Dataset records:
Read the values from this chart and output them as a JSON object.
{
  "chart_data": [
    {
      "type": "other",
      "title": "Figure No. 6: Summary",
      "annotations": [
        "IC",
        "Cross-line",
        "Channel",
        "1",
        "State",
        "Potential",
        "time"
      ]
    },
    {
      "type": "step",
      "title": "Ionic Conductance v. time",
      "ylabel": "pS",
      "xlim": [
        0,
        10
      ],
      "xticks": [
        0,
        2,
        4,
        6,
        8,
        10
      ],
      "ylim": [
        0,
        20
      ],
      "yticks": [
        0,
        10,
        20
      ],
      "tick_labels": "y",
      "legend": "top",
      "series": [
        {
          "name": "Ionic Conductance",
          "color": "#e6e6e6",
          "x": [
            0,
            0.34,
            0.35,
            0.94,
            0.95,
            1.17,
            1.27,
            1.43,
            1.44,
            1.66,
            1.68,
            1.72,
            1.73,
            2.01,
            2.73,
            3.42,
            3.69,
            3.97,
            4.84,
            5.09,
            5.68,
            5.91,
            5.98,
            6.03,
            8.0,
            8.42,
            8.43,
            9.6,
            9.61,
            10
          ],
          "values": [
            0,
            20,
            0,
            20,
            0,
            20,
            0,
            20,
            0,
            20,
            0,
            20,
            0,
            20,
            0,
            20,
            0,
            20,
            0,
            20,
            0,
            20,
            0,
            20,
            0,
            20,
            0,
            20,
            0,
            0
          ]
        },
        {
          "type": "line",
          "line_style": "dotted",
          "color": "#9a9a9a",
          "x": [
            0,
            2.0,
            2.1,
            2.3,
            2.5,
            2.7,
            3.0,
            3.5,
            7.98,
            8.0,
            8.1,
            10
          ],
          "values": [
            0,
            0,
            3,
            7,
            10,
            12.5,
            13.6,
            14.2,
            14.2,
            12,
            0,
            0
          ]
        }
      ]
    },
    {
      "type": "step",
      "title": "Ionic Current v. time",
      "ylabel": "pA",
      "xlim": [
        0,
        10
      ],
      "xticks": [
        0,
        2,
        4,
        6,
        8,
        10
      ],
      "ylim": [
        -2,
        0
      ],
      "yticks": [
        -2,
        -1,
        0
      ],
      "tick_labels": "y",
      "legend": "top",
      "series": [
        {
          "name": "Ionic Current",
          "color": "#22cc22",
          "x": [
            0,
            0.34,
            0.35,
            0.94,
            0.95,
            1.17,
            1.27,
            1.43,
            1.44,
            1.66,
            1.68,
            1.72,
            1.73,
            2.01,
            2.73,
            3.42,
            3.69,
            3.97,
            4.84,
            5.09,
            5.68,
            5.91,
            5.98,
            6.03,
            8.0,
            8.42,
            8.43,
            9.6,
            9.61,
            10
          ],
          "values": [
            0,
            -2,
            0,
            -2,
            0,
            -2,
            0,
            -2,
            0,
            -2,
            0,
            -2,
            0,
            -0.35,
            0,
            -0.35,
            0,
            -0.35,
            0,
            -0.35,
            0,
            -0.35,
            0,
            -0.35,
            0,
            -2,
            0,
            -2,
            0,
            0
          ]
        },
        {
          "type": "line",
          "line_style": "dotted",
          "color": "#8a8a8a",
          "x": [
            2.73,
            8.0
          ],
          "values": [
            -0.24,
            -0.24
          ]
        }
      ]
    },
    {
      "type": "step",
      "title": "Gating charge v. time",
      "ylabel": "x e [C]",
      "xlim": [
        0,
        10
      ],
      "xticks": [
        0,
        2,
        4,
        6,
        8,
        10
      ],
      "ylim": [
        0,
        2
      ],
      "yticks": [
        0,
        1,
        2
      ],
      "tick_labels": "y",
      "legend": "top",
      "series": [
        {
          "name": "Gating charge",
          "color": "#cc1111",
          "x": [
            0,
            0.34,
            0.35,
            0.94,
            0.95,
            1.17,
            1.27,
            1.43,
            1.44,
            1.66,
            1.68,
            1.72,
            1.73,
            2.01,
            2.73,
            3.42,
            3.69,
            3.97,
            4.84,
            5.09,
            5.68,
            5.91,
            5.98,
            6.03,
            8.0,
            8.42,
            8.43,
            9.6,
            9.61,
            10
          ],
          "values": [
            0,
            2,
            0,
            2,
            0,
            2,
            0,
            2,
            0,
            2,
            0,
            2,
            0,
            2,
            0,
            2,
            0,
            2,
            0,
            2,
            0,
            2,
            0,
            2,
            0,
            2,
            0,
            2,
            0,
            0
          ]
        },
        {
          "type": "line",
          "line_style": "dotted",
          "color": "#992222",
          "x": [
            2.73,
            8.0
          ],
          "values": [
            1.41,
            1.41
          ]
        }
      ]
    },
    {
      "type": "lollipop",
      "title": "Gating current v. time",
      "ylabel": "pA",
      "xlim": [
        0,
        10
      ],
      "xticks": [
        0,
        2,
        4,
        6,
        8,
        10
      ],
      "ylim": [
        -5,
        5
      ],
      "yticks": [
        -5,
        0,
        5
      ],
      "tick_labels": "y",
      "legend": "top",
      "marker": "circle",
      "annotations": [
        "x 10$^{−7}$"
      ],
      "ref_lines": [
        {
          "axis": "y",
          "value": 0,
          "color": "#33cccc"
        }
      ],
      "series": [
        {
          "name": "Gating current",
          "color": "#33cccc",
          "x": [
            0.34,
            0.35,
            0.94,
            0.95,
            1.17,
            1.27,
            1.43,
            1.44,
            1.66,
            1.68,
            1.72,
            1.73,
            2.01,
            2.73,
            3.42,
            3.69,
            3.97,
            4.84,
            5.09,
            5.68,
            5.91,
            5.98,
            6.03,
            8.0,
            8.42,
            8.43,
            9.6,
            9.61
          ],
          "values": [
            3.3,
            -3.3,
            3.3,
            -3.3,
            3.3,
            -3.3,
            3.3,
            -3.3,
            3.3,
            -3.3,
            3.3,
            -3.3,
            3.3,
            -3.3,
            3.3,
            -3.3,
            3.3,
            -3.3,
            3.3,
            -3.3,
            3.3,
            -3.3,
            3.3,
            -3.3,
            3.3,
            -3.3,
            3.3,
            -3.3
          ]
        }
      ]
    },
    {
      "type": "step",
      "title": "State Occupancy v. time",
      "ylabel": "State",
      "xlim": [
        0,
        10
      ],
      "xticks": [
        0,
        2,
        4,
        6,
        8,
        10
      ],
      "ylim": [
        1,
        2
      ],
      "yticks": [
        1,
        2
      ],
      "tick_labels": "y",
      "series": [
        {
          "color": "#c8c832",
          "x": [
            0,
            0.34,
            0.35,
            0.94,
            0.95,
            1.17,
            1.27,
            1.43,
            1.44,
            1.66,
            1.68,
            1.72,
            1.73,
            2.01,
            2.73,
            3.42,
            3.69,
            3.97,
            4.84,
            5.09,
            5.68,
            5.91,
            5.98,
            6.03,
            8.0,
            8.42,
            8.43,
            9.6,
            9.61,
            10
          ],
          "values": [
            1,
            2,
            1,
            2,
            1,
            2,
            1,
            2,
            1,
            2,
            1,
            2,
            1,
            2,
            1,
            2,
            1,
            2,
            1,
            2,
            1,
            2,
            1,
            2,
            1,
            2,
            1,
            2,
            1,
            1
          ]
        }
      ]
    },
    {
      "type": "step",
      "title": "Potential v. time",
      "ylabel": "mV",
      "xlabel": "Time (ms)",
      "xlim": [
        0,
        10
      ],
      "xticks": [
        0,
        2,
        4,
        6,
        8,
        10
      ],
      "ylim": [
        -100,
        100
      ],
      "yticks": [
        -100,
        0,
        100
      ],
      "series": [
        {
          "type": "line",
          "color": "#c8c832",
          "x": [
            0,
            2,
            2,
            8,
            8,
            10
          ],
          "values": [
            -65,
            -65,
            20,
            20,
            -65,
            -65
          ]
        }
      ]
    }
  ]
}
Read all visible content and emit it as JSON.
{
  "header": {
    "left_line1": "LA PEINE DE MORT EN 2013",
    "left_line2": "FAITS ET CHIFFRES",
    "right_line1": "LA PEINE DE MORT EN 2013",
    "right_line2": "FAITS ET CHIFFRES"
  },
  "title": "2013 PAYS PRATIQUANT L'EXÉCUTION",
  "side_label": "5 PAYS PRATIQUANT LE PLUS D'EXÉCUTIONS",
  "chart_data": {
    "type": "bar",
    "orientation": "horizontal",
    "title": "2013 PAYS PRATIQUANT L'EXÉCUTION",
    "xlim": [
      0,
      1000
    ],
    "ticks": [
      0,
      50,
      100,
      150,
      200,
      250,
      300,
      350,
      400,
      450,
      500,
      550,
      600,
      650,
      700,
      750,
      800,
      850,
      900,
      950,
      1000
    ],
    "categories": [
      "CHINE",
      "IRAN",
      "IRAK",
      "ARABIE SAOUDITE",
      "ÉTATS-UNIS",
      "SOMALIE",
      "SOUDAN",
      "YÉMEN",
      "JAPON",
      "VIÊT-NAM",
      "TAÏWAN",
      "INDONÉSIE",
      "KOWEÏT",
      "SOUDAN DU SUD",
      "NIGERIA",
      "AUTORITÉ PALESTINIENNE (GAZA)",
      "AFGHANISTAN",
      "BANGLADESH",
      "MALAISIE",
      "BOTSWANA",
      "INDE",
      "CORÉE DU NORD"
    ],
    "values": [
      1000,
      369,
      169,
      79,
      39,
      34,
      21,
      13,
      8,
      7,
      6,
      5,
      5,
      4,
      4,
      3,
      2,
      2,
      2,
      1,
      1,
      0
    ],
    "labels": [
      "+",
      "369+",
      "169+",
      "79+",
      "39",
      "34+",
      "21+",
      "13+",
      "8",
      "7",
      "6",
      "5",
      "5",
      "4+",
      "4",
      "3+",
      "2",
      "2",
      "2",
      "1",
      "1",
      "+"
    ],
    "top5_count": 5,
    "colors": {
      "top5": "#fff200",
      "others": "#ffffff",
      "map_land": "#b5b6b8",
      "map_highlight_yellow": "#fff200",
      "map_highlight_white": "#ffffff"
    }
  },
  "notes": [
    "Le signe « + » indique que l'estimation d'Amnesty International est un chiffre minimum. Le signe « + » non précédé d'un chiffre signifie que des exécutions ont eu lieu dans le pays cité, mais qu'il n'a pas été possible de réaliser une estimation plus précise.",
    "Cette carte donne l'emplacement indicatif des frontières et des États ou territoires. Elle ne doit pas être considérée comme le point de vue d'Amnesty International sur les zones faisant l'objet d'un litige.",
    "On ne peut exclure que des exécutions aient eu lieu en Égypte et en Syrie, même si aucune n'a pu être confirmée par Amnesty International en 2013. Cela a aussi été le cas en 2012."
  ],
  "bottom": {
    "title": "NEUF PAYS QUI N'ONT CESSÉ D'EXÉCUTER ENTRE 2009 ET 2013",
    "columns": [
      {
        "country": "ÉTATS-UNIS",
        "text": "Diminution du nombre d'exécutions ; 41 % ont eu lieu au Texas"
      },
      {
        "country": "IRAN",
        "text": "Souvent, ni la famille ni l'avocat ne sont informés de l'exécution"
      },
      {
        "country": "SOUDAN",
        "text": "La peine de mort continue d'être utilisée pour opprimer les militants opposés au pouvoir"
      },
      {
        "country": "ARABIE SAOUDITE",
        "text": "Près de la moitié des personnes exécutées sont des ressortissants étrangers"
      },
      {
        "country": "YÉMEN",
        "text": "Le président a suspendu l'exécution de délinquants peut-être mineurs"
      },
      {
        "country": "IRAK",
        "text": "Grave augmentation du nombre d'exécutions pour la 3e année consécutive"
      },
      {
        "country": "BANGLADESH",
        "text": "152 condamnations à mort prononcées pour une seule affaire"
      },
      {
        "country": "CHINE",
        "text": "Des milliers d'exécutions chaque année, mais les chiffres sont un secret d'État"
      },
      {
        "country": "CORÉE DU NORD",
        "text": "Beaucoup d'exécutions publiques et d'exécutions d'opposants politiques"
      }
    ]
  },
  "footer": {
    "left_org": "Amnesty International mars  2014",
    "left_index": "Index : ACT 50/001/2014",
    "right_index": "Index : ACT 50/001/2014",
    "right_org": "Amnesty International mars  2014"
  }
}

GIVEN EXERCISE -> Please list every line of the records that contains "année".

COMPLETE RESPONSE ->
        "text": "Grave augmentation du nombre d'exécutions pour la 3e année consécutive"
        "text": "Des milliers d'exécutions chaque année, mais les chiffres sont un secret d'État"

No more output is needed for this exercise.